▼

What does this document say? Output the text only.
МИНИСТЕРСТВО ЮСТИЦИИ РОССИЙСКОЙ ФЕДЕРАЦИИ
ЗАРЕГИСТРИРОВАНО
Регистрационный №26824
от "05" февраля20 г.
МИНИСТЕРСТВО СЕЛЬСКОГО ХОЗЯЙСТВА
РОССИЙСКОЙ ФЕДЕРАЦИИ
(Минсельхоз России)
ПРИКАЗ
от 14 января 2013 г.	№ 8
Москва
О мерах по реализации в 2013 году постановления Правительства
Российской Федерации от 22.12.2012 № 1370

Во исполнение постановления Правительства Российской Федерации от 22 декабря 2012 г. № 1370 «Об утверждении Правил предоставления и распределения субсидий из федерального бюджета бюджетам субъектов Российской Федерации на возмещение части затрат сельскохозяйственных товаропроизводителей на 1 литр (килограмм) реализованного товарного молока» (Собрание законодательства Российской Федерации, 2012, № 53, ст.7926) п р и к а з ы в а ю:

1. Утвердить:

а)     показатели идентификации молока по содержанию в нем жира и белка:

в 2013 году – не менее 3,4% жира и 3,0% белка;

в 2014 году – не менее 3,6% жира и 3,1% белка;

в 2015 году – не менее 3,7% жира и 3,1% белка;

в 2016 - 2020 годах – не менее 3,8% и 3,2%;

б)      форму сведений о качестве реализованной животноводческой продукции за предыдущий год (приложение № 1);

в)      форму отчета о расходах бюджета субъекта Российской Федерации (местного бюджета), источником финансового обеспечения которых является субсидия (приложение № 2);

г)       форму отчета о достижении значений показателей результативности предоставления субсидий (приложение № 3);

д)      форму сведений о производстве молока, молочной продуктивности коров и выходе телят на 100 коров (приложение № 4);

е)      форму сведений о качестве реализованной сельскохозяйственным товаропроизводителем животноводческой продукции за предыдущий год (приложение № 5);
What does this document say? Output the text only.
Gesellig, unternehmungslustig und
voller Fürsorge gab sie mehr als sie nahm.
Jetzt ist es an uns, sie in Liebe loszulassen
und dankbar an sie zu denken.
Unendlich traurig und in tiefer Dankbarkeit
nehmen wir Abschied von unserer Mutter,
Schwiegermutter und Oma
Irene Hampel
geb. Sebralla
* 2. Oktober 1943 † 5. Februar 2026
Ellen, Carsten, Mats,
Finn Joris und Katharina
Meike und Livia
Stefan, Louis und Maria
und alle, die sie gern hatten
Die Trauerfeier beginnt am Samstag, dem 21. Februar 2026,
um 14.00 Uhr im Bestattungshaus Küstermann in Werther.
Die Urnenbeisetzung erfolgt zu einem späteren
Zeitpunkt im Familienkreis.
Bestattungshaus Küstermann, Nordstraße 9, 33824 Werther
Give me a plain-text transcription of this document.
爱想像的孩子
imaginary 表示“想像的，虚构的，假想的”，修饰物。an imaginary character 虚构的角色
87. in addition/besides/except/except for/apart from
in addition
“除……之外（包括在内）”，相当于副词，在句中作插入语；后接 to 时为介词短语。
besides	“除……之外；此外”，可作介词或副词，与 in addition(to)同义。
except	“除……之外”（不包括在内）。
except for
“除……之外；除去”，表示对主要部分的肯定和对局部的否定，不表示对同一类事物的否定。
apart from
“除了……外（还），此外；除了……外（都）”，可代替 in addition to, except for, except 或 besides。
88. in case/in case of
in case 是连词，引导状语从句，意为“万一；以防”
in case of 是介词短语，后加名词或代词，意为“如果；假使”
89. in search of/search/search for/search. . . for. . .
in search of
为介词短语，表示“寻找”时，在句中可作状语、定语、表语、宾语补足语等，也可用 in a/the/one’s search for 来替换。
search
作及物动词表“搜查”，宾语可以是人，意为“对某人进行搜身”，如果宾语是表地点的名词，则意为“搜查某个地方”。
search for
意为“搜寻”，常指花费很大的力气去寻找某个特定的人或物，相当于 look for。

▲
▼

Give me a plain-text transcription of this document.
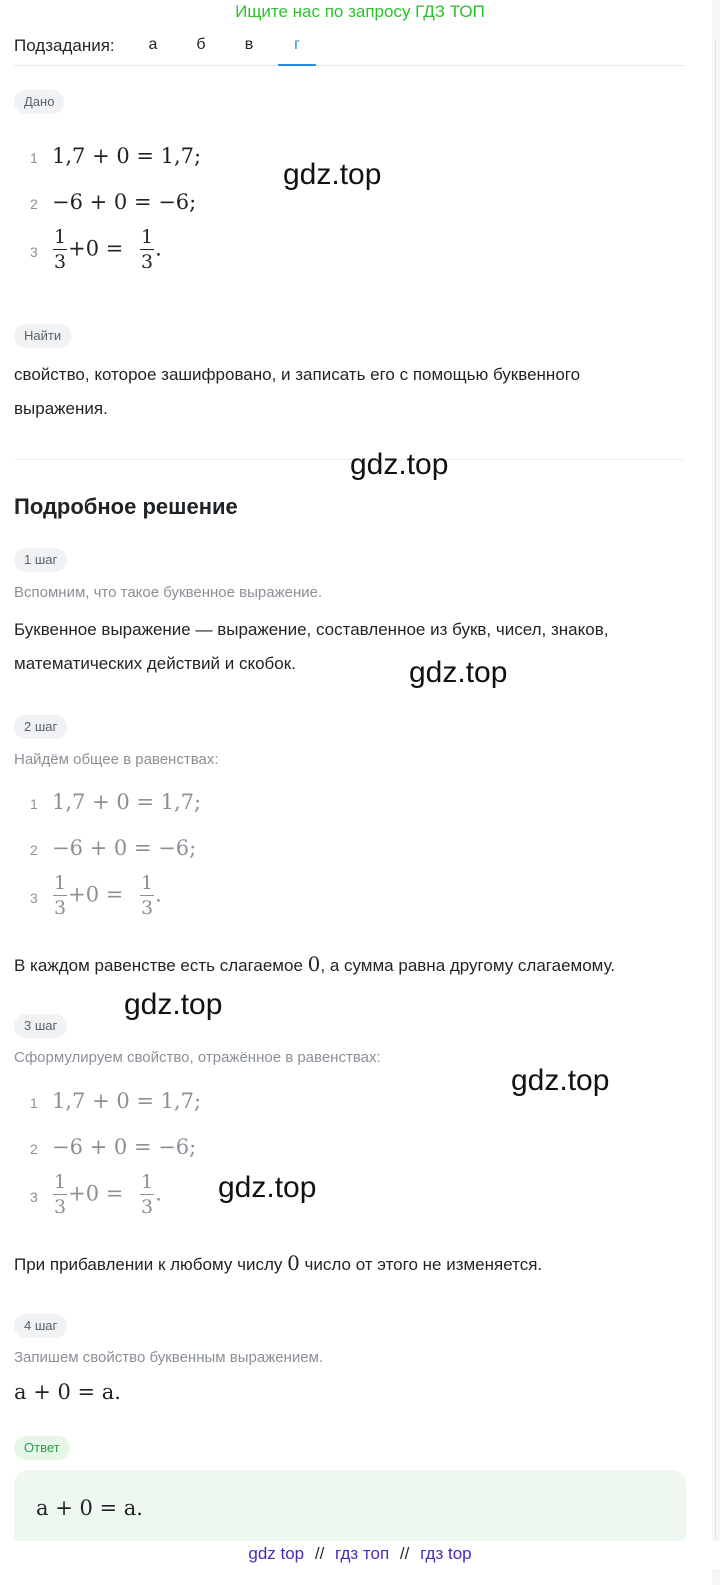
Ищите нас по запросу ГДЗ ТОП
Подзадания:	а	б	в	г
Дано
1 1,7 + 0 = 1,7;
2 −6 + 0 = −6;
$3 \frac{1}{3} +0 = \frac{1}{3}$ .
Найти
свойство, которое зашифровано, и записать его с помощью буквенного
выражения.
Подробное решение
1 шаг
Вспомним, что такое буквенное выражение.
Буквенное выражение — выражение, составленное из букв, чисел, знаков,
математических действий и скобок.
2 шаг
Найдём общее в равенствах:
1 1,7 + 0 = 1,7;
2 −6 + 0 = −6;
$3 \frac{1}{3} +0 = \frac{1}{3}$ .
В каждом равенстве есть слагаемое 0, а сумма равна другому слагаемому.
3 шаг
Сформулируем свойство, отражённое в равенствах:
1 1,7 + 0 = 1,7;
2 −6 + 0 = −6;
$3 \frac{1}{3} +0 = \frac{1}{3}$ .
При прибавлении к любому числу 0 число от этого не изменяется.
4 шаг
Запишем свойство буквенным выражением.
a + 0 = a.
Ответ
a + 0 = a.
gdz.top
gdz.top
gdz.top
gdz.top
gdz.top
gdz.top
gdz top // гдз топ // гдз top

▲

Collect the complete line wherever the string "from" appears in the records.

87. in addition/besides/except/except for/apart from
apart from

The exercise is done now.